Output exactly the lines from the line with "What does this" through the end of the records below. Include nothing else.

Stored items from a collection:

# # # #

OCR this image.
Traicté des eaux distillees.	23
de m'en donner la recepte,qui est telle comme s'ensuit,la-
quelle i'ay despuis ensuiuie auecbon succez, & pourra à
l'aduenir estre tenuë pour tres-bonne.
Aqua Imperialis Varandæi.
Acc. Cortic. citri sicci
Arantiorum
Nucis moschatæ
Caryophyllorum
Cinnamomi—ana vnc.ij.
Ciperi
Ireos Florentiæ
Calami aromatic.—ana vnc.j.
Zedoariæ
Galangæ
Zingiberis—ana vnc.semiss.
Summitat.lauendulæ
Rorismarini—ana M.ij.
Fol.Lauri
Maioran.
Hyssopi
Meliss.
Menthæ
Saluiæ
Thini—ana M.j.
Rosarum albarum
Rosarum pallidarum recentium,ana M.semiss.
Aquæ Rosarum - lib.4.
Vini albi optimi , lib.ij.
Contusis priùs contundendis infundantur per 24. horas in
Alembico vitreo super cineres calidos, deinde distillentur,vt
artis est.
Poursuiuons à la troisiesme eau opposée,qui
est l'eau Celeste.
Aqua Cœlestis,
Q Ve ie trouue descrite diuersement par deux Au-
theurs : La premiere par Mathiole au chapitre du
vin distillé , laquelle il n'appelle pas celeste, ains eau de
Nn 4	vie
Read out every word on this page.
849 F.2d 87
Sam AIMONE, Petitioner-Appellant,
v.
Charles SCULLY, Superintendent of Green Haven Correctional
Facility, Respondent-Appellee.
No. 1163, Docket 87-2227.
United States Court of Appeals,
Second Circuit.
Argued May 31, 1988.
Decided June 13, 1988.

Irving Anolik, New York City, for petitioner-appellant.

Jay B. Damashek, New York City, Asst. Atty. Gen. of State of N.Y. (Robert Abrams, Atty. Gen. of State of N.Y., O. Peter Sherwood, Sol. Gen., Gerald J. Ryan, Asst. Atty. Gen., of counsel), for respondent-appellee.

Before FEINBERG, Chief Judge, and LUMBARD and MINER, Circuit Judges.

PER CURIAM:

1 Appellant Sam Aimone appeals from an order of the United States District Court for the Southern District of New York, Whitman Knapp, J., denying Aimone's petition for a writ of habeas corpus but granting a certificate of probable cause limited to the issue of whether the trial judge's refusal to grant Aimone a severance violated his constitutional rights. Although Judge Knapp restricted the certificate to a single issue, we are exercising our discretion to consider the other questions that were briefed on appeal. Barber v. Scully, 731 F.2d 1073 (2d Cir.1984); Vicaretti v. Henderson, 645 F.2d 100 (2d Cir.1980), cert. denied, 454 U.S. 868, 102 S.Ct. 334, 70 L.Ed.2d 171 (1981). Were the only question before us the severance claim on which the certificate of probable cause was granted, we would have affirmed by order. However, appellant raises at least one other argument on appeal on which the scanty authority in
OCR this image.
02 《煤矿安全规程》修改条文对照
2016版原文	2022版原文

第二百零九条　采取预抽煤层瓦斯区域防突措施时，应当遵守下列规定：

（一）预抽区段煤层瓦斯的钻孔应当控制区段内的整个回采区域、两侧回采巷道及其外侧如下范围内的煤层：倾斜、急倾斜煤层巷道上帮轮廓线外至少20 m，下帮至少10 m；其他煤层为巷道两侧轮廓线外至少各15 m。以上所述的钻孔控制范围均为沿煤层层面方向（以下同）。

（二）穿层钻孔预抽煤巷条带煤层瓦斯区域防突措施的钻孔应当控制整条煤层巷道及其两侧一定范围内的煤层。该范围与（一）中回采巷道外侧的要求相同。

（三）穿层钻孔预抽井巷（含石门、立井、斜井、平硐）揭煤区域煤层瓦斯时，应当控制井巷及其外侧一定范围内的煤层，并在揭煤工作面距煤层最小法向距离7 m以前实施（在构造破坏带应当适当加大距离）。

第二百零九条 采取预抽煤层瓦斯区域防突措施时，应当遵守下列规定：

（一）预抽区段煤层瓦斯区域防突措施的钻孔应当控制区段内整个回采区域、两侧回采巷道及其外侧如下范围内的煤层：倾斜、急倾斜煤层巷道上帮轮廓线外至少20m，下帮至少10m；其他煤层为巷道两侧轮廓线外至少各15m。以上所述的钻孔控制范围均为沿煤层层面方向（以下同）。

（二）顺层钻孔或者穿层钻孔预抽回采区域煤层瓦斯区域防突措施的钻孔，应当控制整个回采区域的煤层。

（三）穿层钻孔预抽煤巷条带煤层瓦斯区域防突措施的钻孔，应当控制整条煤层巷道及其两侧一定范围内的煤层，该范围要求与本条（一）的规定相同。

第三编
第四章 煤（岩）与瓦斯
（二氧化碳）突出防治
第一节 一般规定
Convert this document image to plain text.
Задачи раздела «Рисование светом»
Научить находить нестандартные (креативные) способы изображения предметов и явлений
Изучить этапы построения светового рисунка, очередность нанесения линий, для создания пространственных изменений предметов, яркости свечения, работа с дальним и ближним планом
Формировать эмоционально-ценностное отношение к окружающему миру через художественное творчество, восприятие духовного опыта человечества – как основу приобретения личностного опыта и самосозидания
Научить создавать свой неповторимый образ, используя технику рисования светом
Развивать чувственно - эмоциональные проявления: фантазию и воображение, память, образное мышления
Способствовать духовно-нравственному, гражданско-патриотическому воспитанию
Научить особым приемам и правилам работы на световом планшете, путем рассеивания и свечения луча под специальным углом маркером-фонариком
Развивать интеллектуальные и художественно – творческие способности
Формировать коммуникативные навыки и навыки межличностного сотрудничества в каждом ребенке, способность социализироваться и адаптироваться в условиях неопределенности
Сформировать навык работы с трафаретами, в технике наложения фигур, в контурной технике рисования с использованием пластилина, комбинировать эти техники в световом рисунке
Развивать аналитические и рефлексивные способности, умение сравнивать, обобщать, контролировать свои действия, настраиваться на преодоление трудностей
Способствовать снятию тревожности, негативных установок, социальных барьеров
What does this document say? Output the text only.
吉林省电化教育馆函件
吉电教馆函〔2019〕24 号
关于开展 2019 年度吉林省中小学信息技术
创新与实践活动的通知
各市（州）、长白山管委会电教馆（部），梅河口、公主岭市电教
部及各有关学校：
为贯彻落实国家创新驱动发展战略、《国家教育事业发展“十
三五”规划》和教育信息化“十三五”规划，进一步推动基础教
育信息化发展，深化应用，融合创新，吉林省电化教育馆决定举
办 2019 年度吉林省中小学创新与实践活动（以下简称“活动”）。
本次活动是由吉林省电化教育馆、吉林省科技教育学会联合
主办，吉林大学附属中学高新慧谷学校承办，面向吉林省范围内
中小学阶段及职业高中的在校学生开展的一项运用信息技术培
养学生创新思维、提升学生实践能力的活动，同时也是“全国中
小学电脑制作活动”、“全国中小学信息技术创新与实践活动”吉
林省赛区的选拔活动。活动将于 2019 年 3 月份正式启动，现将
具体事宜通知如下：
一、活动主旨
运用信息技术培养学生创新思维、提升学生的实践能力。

# # # #

COMPLETED TASK ::
What does this document say? Output the text only.
吉林省电化教育馆函件
吉电教馆函〔2019〕24 号
关于开展 2019 年度吉林省中小学信息技术
创新与实践活动的通知
各市（州）、长白山管委会电教馆（部），梅河口、公主岭市电教
部及各有关学校：
为贯彻落实国家创新驱动发展战略、《国家教育事业发展“十
三五”规划》和教育信息化“十三五”规划，进一步推动基础教
育信息化发展，深化应用，融合创新，吉林省电化教育馆决定举
办 2019 年度吉林省中小学创新与实践活动（以下简称“活动”）。
本次活动是由吉林省电化教育馆、吉林省科技教育学会联合
主办，吉林大学附属中学高新慧谷学校承办，面向吉林省范围内
中小学阶段及职业高中的在校学生开展的一项运用信息技术培
养学生创新思维、提升学生实践能力的活动，同时也是“全国中
小学电脑制作活动”、“全国中小学信息技术创新与实践活动”吉
林省赛区的选拔活动。活动将于 2019 年 3 月份正式启动，现将
具体事宜通知如下：
一、活动主旨
运用信息技术培养学生创新思维、提升学生的实践能力。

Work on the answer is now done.